Task prompt: From the listing below, select every line where the word "أخبرنا" appears.

::: Provided records :::

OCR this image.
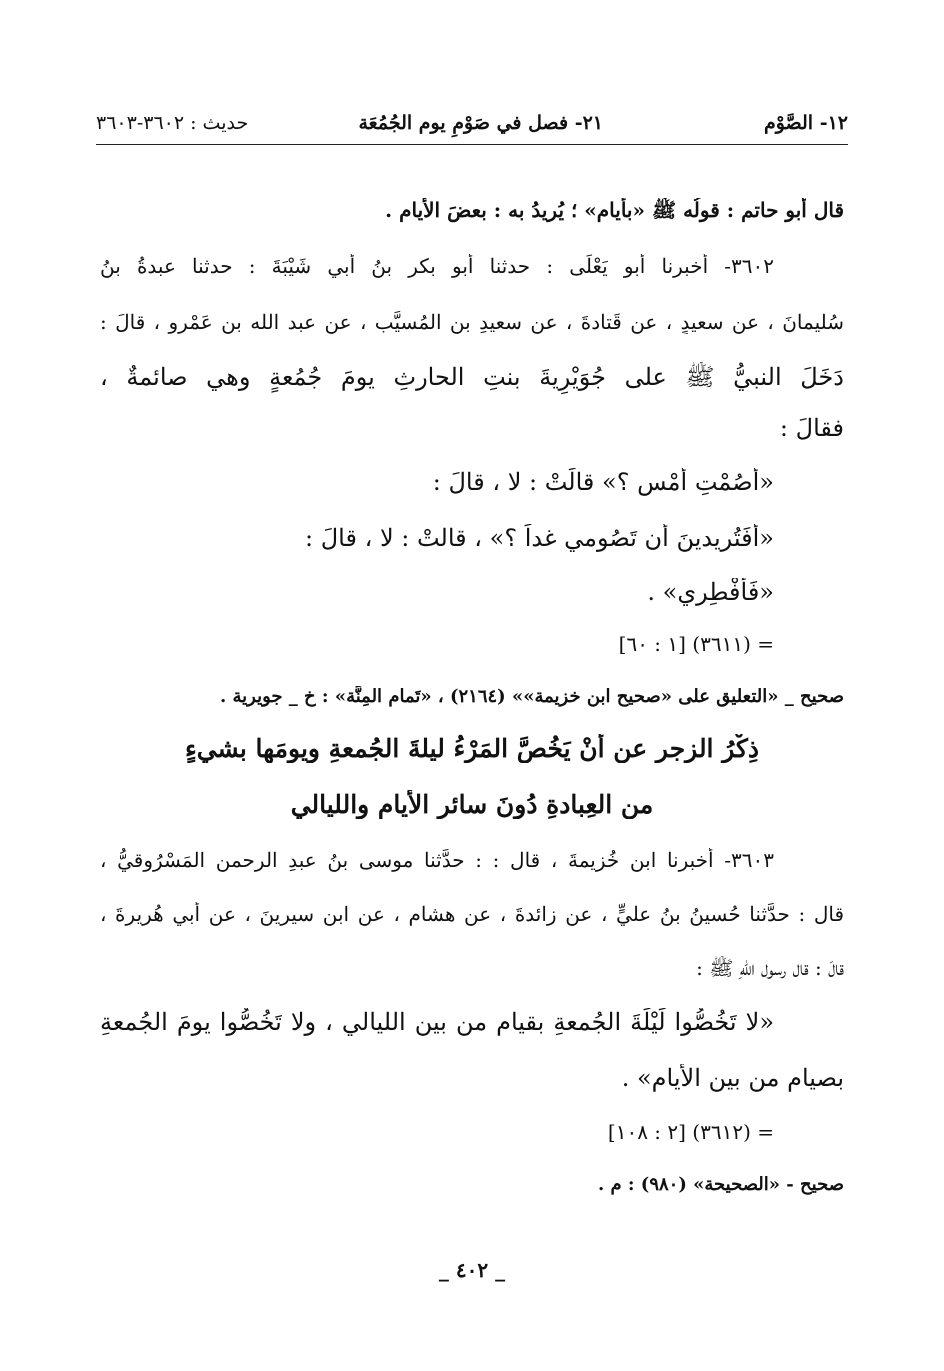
١٢- الصَّوْم
٢١- فصل في صَوْمِ يوم الجُمُعَة
حديث : ٣٦٠٢-٣٦٠٣
قال أبو حاتم : قولُه ﷺ «بأيام» ؛ يُريدُ به : بعضَ الأيام .
٣٦٠٢- أخبرنا أبو يَعْلَى : حدثنا أبو بكر بنُ أبي شَيْبَةَ : حدثنا عبدةُ بنُ
سُليمانَ ، عن سعيدٍ ، عن قَتادةَ ، عن سعيدِ بنِ المُسيَّب ، عن عبد الله بنِ عَمْرٍو ، قالَ :
دَخَلَ النبيُّ ﷺ على جُوَيْرِيةَ بنتِ الحارثِ يومَ جُمُعةٍ وهي صائمةٌ ،
فقالَ :
«أَصُمْتِ أَمْسِ ؟» قالَتْ : لا ، قالَ :
«أفَتُريدينَ أن تَصُومي غداً ؟» ، قالتْ : لا ، قالَ :
«فَأَفْطِري» .
= (٣٦١١) [١ : ٦٠]
صحيح _ «التعليق على «صحيح ابن خزيمة»» (٢١٦٤) ، «تَمام المِنَّة» : خ _ جويرية .
ذِكْرُ الزجرِ عن أنْ يَخُصَّ المَرْءُ ليلةَ الجُمعةِ ويومَها بشيءٍ
من العِبادةِ دُونَ سائرِ الأيامِ والليالي
٣٦٠٣- أخبرنا ابن خُزيمةَ ، قال : : حدَّثنا موسى بنُ عبدِ الرحمن المَسْرُوقيُّ ،
قال : حدَّثنا حُسينُ بنُ عليٍّ ، عن زائدةَ ، عن هشامٍ ، عنِ ابنِ سيرينَ ، عن أبي هُريرةَ ،
قالَ : قال رسول اللهِ ﷺ :
«لا تَخُصُّوا لَيْلَةَ الجُمعةِ بقيامٍ من بينِ الليالي ، ولا تَخُصُّوا يومَ الجُمعةِ
بصيامٍ من بينِ الأيامِ» .
= (٣٦١٢) [٢ : ١٠٨]
صحيح - «الصحيحة» (٩٨٠) : م .
_ ٤٠٢ _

:::

Solved exercise:
٣٦٠٢- أخبرنا أبو يَعْلَى : حدثنا أبو بكر بنُ أبي شَيْبَةَ : حدثنا عبدةُ بنُ
٣٦٠٣- أخبرنا ابن خُزيمةَ ، قال : : حدَّثنا موسى بنُ عبدِ الرحمن المَسْرُوقيُّ ،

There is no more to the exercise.